» **ROWS**:
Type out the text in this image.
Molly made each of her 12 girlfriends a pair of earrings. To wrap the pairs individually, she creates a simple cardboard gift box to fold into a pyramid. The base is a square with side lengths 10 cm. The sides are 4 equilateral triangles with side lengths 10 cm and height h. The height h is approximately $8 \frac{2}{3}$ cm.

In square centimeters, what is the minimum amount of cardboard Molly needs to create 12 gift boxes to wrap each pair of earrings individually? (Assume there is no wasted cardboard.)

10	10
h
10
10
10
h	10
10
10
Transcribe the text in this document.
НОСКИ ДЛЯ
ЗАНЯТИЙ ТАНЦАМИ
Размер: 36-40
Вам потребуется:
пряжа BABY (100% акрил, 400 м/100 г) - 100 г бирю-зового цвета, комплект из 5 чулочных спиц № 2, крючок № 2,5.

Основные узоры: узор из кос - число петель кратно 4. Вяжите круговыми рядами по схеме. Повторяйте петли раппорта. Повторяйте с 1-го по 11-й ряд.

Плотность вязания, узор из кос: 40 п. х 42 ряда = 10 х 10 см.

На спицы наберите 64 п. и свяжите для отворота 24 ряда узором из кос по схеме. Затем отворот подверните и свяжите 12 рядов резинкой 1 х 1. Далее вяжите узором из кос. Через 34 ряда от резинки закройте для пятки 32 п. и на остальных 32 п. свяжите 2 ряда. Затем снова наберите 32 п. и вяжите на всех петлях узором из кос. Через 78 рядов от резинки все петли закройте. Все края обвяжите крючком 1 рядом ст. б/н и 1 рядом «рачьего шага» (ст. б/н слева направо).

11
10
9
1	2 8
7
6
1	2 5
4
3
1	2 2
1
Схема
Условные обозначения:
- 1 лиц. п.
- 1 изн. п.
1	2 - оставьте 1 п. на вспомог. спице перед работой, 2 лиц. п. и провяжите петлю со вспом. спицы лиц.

» **WORK TO DO**: Work out how many lines of the listing above include "this". Answer with the number and nothing more.

» **EXPECTED OUTPUT**: 2